# Static Activation Function Normalization

**Authors:** Pierre H. Richemond, Yike Guo

arXiv: 1905.01369 · 2019-05-07

## TL;DR

This paper introduces static activation normalization, a method to transform activation functions like ReLU to improve neural network convergence, robustness, and depth without additional computational cost, inspired by random matrix theory.

## Contribution

It proposes a novel normalization technique for activation functions that enhances training performance and robustness, inspired by principles from random matrix theory.

## Key findings

- Improves convergence robustness and maximum training depth.
- Enhances anytime performance of neural networks.
- Provides benefits similar to batch normalization without extra computation.

DATASET ROWS -
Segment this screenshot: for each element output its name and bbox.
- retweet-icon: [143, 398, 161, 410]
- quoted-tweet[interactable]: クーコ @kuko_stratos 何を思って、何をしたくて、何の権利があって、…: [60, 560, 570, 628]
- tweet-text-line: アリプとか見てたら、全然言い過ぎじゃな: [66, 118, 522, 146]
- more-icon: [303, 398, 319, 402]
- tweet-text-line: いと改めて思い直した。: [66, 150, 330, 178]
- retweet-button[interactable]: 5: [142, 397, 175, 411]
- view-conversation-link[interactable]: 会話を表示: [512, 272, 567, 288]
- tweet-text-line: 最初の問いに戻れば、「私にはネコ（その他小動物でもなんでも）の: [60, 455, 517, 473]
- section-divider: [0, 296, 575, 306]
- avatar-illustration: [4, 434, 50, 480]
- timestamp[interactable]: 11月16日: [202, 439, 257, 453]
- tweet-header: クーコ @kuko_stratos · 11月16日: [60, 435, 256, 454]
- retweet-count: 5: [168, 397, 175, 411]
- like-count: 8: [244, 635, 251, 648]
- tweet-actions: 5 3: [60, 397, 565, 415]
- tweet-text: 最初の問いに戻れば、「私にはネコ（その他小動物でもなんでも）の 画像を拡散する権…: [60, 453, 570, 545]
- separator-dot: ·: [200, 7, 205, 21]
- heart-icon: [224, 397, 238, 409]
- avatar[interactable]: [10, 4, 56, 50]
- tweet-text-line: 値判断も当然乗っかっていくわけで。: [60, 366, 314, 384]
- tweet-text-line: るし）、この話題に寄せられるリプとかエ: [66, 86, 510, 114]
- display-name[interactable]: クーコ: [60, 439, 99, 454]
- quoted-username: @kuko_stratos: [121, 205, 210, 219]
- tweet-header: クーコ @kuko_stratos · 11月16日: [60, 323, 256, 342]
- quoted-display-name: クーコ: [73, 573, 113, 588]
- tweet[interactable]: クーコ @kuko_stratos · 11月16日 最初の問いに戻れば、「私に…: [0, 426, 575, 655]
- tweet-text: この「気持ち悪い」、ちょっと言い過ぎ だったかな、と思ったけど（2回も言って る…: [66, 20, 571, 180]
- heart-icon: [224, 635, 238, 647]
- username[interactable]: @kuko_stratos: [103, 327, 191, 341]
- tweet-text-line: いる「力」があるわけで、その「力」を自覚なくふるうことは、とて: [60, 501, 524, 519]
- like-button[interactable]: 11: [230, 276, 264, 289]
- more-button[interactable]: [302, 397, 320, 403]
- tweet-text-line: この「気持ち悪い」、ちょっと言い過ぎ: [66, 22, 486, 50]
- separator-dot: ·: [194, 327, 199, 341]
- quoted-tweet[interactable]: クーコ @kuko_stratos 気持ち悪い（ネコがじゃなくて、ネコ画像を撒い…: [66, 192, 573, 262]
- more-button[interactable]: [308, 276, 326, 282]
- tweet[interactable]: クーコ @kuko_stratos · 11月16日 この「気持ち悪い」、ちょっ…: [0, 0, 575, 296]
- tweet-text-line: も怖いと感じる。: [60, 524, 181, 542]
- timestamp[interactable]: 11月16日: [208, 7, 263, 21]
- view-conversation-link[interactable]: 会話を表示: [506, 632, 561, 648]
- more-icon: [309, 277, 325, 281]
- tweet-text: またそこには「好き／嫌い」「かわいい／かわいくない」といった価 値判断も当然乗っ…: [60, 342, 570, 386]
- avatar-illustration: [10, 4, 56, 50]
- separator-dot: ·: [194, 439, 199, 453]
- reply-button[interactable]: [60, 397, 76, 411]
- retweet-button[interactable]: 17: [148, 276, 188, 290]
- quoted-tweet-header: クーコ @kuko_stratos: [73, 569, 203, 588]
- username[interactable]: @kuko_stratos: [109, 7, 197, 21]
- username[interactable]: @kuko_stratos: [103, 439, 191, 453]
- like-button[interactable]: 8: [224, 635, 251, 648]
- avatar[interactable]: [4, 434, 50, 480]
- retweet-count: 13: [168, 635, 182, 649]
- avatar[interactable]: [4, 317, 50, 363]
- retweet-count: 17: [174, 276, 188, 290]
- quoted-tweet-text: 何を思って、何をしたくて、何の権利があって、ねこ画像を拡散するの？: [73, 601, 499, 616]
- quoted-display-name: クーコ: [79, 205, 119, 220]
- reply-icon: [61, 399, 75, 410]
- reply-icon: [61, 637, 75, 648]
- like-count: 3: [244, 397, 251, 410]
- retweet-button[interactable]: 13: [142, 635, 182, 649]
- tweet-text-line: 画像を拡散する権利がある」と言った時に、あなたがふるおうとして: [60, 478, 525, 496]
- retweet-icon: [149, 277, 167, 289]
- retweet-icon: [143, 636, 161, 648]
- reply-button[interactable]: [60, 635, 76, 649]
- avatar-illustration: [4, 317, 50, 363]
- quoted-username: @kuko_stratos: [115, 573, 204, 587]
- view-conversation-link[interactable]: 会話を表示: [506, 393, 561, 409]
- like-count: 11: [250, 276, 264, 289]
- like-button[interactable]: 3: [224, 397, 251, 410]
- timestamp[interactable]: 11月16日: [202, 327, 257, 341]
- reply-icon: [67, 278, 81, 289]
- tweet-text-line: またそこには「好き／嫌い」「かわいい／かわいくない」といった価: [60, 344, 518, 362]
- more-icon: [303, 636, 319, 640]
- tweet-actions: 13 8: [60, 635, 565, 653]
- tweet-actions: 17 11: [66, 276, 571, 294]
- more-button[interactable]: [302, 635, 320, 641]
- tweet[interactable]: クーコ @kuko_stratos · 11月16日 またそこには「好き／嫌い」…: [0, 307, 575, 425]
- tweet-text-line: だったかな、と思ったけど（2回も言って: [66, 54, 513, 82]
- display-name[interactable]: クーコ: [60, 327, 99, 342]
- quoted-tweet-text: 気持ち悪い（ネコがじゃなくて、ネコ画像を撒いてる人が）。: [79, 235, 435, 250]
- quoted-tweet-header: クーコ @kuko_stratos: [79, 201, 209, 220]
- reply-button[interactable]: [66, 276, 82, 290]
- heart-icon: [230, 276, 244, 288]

BRIEF A -
List every key finding given in the paper summary, one per line.
BRIEF B -
Summarize the paper summary in two sentences.
BRIEF C -
Duplicate a passage from the paper summary, beginning at the words "It proposes a" and stopping after the words "maximum training depth.".

EXERCISE RESPONSE A -
Improves convergence robustness and maximum training depth.
Enhances anytime performance of neural networks.
Provides benefits similar to batch normalization without extra computation.

EXERCISE RESPONSE B -
The paper introduces static activation normalization, a technique inspired by random matrix theory that transforms activation functions such as ReLU. It improves convergence robustness, maximum training depth and anytime performance, and it offers benefits similar to batch normalization without extra computation.

EXERCISE RESPONSE C -
It proposes a novel normalization technique for activation functions that enhances training performance and robustness, inspired by principles from random matrix theory.

## Key findings

- Improves convergence robustness and maximum training depth.